- **Task**
The exercise asks for every line of the data to be reproduced exactly.

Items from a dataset
☆ ☆ ☆ ☆

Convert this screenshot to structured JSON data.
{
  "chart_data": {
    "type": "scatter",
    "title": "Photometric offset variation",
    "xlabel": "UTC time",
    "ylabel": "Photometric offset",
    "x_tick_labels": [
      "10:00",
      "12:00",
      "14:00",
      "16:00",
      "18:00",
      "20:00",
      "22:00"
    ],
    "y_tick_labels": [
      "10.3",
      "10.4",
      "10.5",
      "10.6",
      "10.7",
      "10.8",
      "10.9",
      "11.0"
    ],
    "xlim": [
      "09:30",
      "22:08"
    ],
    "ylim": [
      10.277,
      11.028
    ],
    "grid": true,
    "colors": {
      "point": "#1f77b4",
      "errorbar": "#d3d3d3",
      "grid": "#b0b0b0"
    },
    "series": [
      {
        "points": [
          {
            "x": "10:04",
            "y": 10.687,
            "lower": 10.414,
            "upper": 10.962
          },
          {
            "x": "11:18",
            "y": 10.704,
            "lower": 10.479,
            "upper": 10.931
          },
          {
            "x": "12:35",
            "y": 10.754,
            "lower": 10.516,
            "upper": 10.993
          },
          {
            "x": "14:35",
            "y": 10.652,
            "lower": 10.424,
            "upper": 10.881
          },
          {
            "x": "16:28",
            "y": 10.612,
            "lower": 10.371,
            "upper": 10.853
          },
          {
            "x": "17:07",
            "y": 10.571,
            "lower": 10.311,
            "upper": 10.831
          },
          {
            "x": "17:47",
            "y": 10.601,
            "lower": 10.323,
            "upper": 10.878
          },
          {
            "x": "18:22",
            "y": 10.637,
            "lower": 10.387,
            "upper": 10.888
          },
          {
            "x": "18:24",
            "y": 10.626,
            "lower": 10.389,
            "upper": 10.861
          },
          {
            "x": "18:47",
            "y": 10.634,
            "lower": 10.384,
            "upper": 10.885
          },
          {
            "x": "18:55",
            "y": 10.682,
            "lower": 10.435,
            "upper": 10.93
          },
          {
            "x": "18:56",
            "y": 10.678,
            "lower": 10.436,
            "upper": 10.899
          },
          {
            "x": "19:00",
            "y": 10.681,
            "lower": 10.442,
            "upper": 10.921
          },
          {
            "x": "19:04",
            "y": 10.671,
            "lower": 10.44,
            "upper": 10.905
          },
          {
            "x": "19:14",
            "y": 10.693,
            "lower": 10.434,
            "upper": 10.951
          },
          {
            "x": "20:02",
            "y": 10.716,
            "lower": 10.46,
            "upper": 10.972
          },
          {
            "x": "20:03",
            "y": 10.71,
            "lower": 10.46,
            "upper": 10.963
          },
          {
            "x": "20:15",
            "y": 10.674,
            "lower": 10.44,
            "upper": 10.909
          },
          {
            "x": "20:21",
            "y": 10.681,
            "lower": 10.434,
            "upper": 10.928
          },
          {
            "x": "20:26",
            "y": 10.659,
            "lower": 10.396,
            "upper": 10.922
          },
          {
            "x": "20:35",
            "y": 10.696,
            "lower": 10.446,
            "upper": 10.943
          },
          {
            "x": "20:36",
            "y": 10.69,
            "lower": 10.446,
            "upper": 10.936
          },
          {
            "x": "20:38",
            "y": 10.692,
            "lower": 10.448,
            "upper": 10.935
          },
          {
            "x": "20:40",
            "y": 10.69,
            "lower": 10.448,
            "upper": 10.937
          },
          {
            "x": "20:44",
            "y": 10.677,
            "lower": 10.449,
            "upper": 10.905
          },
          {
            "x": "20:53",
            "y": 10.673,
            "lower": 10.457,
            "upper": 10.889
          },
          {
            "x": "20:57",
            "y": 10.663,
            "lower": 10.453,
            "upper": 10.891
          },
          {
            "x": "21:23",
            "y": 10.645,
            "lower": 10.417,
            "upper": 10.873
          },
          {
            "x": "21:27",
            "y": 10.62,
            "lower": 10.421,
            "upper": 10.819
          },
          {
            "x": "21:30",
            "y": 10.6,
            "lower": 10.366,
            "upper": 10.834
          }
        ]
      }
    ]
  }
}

☆ ☆ ☆ ☆

- **Reply to the task**
Convert this screenshot to structured JSON data.
{
  "chart_data": {
    "type": "scatter",
    "title": "Photometric offset variation",
    "xlabel": "UTC time",
    "ylabel": "Photometric offset",
    "x_tick_labels": [
      "10:00",
      "12:00",
      "14:00",
      "16:00",
      "18:00",
      "20:00",
      "22:00"
    ],
    "y_tick_labels": [
      "10.3",
      "10.4",
      "10.5",
      "10.6",
      "10.7",
      "10.8",
      "10.9",
      "11.0"
    ],
    "xlim": [
      "09:30",
      "22:08"
    ],
    "ylim": [
      10.277,
      11.028
    ],
    "grid": true,
    "colors": {
      "point": "#1f77b4",
      "errorbar": "#d3d3d3",
      "grid": "#b0b0b0"
    },
    "series": [
      {
        "points": [
          {
            "x": "10:04",
            "y": 10.687,
            "lower": 10.414,
            "upper": 10.962
          },
          {
            "x": "11:18",
            "y": 10.704,
            "lower": 10.479,
            "upper": 10.931
          },
          {
            "x": "12:35",
            "y": 10.754,
            "lower": 10.516,
            "upper": 10.993
          },
          {
            "x": "14:35",
            "y": 10.652,
            "lower": 10.424,
            "upper": 10.881
          },
          {
            "x": "16:28",
            "y": 10.612,
            "lower": 10.371,
            "upper": 10.853
          },
          {
            "x": "17:07",
            "y": 10.571,
            "lower": 10.311,
            "upper": 10.831
          },
          {
            "x": "17:47",
            "y": 10.601,
            "lower": 10.323,
            "upper": 10.878
          },
          {
            "x": "18:22",
            "y": 10.637,
            "lower": 10.387,
            "upper": 10.888
          },
          {
            "x": "18:24",
            "y": 10.626,
            "lower": 10.389,
            "upper": 10.861
          },
          {
            "x": "18:47",
            "y": 10.634,
            "lower": 10.384,
            "upper": 10.885
          },
          {
            "x": "18:55",
            "y": 10.682,
            "lower": 10.435,
            "upper": 10.93
          },
          {
            "x": "18:56",
            "y": 10.678,
            "lower": 10.436,
            "upper": 10.899
          },
          {
            "x": "19:00",
            "y": 10.681,
            "lower": 10.442,
            "upper": 10.921
          },
          {
            "x": "19:04",
            "y": 10.671,
            "lower": 10.44,
            "upper": 10.905
          },
          {
            "x": "19:14",
            "y": 10.693,
            "lower": 10.434,
            "upper": 10.951
          },
          {
            "x": "20:02",
            "y": 10.716,
            "lower": 10.46,
            "upper": 10.972
          },
          {
            "x": "20:03",
            "y": 10.71,
            "lower": 10.46,
            "upper": 10.963
          },
          {
            "x": "20:15",
            "y": 10.674,
            "lower": 10.44,
            "upper": 10.909
          },
          {
            "x": "20:21",
            "y": 10.681,
            "lower": 10.434,
            "upper": 10.928
          },
          {
            "x": "20:26",
            "y": 10.659,
            "lower": 10.396,
            "upper": 10.922
          },
          {
            "x": "20:35",
            "y": 10.696,
            "lower": 10.446,
            "upper": 10.943
          },
          {
            "x": "20:36",
            "y": 10.69,
            "lower": 10.446,
            "upper": 10.936
          },
          {
            "x": "20:38",
            "y": 10.692,
            "lower": 10.448,
            "upper": 10.935
          },
          {
            "x": "20:40",
            "y": 10.69,
            "lower": 10.448,
            "upper": 10.937
          },
          {
            "x": "20:44",
            "y": 10.677,
            "lower": 10.449,
            "upper": 10.905
          },
          {
            "x": "20:53",
            "y": 10.673,
            "lower": 10.457,
            "upper": 10.889
          },
          {
            "x": "20:57",
            "y": 10.663,
            "lower": 10.453,
            "upper": 10.891
          },
          {
            "x": "21:23",
            "y": 10.645,
            "lower": 10.417,
            "upper": 10.873
          },
          {
            "x": "21:27",
            "y": 10.62,
            "lower": 10.421,
            "upper": 10.819
          },
          {
            "x": "21:30",
            "y": 10.6,
            "lower": 10.366,
            "upper": 10.834
          }
        ]
      }
    ]
  }
}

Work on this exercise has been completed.